(Stored data)
____
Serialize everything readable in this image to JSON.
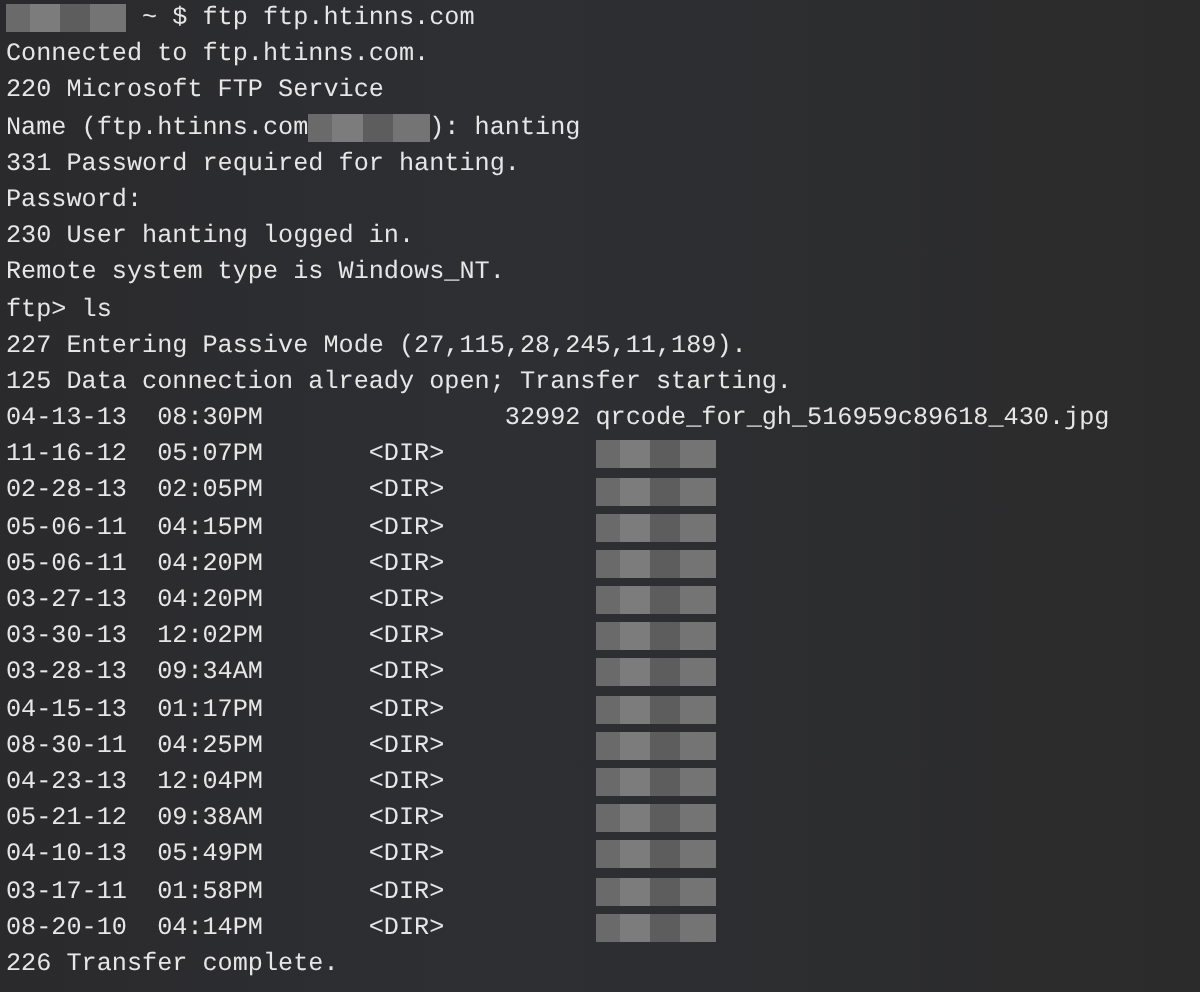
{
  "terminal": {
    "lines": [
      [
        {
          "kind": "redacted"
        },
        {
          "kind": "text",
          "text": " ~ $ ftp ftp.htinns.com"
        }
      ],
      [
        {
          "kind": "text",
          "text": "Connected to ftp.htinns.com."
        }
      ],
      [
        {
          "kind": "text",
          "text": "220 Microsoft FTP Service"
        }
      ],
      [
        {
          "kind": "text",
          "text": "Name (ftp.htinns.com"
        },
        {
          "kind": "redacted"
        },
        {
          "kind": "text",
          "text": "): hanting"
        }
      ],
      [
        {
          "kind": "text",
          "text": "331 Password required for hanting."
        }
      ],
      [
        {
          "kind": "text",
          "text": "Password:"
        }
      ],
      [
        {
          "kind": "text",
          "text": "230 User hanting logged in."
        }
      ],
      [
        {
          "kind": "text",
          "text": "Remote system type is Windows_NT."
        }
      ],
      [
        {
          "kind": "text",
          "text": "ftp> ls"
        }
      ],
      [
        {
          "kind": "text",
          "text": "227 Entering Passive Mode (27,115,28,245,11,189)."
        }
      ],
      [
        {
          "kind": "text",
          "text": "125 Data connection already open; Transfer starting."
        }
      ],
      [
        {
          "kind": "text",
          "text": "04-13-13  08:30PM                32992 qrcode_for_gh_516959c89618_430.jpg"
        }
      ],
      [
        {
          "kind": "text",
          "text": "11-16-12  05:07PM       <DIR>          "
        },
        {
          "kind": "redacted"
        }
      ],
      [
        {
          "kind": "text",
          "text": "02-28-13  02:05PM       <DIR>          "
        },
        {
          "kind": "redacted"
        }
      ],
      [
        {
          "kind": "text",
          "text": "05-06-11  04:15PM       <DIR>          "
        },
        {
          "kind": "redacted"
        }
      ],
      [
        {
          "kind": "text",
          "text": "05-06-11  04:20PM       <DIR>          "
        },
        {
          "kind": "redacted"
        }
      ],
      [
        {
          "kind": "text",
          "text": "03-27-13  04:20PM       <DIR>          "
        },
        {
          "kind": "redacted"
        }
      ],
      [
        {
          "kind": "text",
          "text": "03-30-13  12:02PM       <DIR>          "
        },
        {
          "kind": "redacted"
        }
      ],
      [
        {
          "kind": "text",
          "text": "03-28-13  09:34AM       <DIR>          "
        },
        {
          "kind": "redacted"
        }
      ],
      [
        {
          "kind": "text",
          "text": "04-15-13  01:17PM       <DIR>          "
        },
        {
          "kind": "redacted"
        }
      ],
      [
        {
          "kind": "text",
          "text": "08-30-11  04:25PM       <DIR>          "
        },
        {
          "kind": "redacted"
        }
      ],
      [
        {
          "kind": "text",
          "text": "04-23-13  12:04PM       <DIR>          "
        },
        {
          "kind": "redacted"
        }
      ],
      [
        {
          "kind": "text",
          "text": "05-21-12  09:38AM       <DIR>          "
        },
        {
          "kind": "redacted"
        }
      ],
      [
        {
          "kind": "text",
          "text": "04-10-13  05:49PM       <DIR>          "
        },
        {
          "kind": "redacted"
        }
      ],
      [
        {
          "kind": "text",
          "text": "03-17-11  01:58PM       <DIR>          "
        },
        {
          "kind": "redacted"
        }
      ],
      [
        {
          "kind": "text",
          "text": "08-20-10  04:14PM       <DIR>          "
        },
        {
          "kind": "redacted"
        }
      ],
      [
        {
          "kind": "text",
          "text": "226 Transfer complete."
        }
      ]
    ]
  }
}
____
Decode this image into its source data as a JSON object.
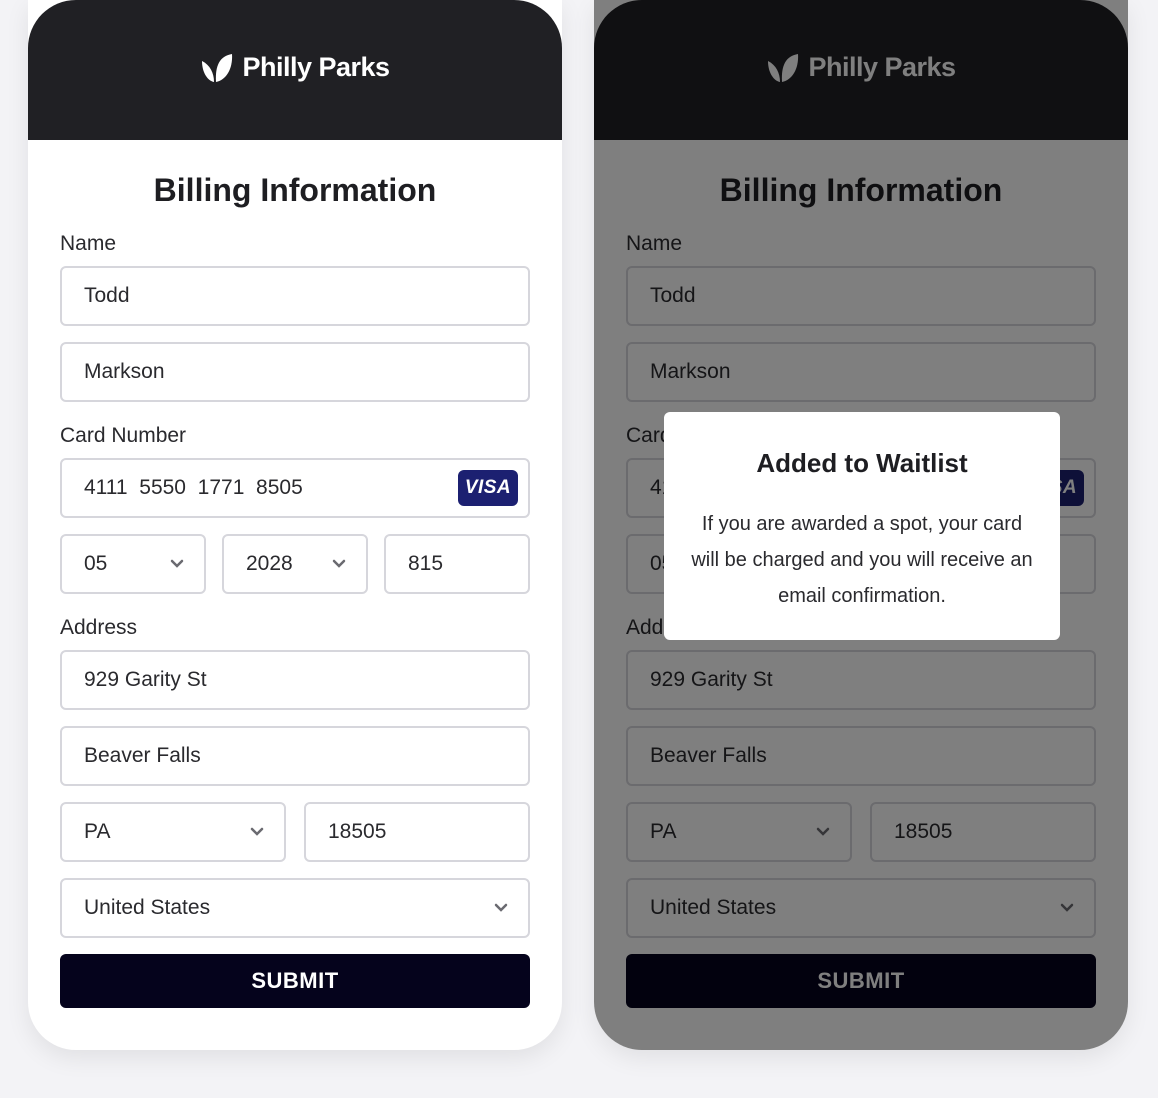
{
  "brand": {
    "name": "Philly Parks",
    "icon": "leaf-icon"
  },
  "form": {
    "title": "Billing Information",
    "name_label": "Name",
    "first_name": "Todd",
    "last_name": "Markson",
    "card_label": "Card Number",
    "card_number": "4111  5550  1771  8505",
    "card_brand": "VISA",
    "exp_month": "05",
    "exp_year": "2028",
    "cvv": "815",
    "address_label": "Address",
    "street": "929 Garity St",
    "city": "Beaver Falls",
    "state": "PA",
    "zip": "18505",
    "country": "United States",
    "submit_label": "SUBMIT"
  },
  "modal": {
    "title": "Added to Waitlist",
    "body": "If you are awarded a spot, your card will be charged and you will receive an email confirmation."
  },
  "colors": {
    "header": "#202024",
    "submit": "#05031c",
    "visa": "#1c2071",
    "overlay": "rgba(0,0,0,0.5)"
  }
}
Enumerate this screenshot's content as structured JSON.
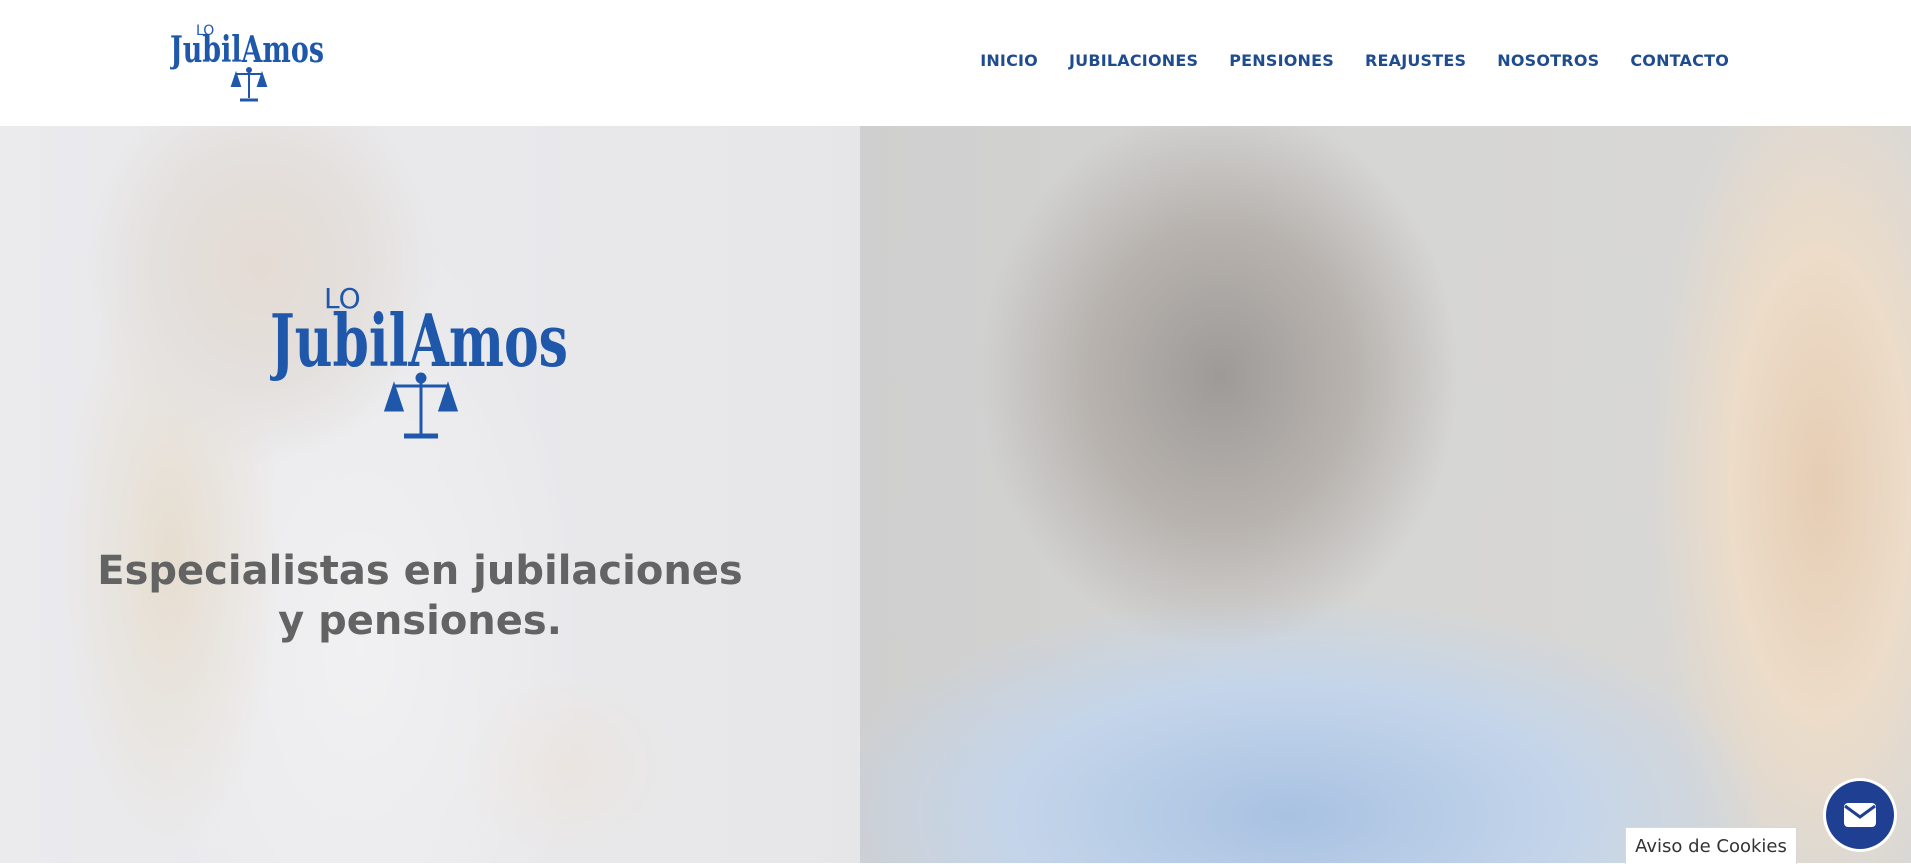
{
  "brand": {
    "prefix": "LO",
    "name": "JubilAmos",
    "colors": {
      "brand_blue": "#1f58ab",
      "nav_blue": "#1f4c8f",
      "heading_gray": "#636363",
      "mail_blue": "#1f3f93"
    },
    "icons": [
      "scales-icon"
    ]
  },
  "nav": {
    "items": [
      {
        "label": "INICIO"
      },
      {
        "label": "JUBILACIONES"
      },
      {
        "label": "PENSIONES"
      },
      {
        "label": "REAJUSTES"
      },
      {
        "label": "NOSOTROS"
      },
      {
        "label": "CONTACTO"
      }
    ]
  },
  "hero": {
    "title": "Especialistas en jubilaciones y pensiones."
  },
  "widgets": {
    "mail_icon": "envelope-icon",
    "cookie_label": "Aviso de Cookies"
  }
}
____
Problem requirements: From the entries above, copy every line that holds the word "htinns".

Problem solution:
          "text": " ~ $ ftp ftp.htinns.com"
          "text": "Connected to ftp.htinns.com."
          "text": "Name (ftp.htinns.com"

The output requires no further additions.